### Raw records

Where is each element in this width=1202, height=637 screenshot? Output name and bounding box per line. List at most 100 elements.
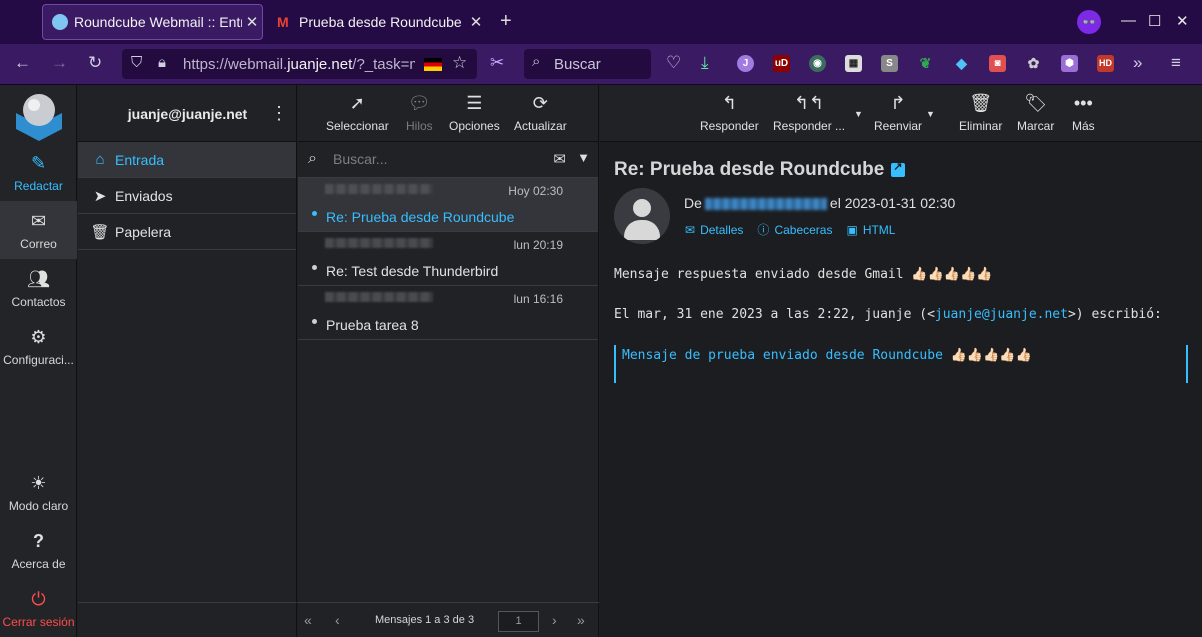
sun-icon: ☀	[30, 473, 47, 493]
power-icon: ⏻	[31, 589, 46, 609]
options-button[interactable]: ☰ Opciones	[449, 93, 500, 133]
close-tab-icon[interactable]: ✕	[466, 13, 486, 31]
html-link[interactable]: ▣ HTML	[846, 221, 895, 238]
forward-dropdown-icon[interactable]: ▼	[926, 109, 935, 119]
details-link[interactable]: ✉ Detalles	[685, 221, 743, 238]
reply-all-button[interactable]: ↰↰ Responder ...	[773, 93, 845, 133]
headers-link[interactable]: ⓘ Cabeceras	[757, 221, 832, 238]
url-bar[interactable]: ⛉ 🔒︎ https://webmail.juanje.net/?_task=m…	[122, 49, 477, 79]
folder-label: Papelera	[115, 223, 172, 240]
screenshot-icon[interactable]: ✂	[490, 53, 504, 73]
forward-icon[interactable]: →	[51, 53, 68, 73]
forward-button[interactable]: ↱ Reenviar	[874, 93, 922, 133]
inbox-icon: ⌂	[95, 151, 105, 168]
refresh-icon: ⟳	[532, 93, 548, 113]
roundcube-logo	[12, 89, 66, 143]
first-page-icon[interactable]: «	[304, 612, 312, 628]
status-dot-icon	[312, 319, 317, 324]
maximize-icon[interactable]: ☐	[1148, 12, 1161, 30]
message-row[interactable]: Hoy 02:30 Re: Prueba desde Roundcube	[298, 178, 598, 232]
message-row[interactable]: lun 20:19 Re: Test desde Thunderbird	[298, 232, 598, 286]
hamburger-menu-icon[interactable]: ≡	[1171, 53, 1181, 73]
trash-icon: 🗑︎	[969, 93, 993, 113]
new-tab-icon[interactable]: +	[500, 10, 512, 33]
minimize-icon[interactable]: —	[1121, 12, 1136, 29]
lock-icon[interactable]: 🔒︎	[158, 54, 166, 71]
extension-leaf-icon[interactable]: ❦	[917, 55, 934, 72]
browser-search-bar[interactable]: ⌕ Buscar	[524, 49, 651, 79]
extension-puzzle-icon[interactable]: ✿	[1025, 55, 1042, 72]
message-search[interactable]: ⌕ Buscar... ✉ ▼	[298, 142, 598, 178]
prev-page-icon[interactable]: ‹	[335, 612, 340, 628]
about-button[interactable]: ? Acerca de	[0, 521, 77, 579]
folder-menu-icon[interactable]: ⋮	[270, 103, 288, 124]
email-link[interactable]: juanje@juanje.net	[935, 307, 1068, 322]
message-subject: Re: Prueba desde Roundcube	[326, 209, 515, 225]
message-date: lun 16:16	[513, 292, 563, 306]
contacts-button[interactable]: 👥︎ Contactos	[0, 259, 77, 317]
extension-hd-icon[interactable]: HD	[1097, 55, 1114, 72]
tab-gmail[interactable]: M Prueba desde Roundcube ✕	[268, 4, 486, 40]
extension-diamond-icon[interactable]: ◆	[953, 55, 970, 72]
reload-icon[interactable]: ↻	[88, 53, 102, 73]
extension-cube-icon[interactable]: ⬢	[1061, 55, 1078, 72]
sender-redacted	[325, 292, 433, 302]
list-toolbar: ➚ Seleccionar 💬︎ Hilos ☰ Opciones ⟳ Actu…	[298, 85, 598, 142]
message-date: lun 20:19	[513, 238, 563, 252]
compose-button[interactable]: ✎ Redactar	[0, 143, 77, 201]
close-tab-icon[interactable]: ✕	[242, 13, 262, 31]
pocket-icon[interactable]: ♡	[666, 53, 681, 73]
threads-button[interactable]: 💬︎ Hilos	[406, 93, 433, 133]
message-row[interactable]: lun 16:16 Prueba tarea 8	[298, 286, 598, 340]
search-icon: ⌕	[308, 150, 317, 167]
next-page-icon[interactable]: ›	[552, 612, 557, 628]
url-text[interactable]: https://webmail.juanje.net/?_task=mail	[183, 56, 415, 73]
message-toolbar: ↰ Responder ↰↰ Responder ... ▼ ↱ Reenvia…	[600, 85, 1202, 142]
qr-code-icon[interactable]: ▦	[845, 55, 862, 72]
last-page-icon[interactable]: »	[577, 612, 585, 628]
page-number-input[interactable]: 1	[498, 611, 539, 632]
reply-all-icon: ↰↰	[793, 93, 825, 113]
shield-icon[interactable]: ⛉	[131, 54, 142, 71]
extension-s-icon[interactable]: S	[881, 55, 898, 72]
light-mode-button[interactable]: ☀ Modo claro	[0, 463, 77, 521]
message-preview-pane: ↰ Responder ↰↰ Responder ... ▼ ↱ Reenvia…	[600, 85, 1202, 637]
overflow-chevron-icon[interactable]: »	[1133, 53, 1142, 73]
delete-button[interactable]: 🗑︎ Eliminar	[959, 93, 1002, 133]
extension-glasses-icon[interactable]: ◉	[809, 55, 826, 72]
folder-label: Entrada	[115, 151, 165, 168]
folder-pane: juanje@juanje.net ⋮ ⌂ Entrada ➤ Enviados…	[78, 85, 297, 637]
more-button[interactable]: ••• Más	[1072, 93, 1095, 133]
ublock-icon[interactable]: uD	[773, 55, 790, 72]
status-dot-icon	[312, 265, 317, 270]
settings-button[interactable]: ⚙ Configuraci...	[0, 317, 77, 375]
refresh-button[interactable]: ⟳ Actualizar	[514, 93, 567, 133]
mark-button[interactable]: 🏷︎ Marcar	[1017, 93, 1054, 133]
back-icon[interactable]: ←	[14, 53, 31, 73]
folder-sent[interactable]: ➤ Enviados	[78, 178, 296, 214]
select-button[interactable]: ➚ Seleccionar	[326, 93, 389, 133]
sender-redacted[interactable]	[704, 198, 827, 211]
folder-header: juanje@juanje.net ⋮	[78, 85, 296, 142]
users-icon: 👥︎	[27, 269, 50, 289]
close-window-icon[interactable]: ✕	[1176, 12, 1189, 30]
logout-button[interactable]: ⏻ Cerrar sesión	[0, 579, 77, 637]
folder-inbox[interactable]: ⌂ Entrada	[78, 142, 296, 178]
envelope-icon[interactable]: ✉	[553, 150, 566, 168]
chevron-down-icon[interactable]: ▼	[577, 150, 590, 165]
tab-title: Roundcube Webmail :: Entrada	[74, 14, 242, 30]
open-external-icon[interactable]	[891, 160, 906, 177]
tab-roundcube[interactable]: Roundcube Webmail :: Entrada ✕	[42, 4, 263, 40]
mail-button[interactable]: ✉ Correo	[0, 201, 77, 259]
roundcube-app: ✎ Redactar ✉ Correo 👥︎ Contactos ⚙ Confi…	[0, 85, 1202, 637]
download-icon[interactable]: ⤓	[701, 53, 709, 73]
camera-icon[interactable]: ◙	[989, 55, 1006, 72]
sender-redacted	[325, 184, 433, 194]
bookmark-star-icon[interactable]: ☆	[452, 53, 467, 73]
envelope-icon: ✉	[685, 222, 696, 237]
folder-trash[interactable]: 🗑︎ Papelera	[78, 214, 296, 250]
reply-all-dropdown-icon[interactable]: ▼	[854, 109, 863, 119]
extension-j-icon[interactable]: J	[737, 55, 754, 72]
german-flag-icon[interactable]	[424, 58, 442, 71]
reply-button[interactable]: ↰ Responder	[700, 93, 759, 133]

######
### Raw records

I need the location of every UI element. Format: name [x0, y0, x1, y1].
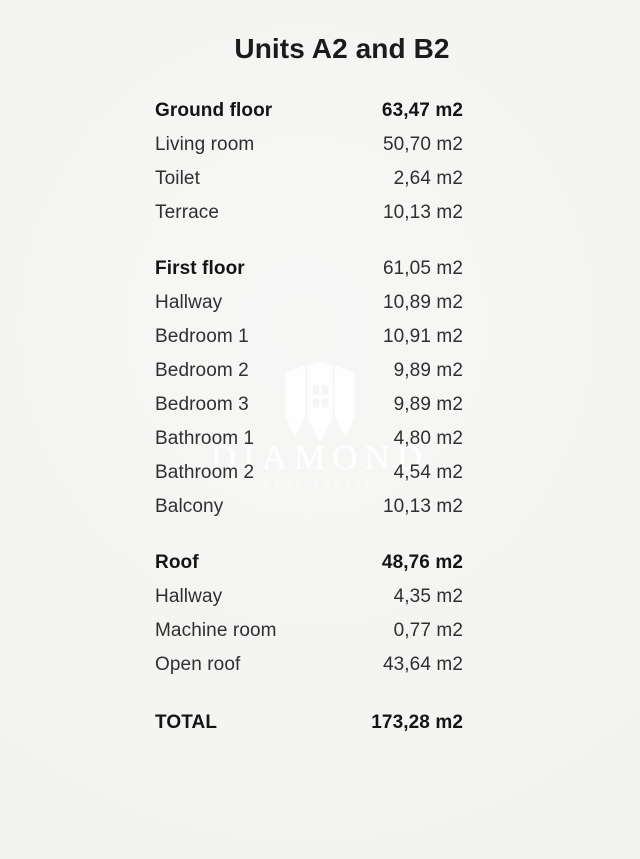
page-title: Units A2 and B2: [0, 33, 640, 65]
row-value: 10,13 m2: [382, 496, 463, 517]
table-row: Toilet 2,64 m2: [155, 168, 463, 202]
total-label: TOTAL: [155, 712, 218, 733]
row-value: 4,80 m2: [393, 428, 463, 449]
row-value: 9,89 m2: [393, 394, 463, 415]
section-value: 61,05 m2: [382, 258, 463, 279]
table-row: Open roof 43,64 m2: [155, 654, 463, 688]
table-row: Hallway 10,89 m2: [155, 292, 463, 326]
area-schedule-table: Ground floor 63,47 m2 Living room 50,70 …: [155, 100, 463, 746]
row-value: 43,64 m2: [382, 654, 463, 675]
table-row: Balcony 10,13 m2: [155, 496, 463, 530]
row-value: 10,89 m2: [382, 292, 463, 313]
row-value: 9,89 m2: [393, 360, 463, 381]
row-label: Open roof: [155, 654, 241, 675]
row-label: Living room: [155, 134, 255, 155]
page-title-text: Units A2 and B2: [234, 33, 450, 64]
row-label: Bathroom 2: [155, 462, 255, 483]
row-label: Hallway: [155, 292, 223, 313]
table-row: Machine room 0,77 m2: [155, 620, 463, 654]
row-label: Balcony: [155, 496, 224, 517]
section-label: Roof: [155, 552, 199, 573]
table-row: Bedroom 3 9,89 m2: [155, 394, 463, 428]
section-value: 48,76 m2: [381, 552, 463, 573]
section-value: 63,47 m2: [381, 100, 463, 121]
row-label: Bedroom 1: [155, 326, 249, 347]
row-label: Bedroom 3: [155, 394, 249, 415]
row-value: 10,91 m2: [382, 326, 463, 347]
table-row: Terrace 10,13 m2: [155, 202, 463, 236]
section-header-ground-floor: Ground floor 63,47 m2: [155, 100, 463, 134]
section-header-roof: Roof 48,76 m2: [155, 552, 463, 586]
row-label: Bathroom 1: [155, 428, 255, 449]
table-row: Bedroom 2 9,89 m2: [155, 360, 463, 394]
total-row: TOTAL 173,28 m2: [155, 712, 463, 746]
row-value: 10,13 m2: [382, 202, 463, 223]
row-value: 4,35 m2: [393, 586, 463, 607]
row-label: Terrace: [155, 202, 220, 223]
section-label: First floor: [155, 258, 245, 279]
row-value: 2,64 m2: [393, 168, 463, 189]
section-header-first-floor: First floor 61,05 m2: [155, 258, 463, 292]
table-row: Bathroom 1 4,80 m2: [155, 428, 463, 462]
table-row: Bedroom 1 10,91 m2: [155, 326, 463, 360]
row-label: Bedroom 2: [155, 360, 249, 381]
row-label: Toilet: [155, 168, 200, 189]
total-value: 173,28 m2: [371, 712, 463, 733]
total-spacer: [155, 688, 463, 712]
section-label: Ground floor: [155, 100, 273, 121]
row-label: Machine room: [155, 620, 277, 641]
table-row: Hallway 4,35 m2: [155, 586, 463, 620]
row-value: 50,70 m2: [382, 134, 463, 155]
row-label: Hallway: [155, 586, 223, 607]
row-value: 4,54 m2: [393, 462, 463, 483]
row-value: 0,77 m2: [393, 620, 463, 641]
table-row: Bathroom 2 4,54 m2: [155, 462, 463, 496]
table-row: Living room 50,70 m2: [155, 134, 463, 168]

######

◆ **Task requirements**
Convert the part of the items that opens with the line containing "473, 47, 493]" and closes with the line containing "221, 895, 238]" into a Markdown table with the columns Row and Line, leaving out blank lines.

◆ **The response**
| Row | Line |
|---|---|
| 1 | sun-icon: ☀	[30, 473, 47, 493] |
| 2 | power-icon: ⏻	[31, 589, 46, 609] |
| 3 | options-button[interactable]: ☰ Opciones	[449, 93, 500, 133] |
| 4 | close-tab-icon[interactable]: ✕	[466, 13, 486, 31] |
| 5 | html-link[interactable]: ▣ HTML	[846, 221, 895, 238] |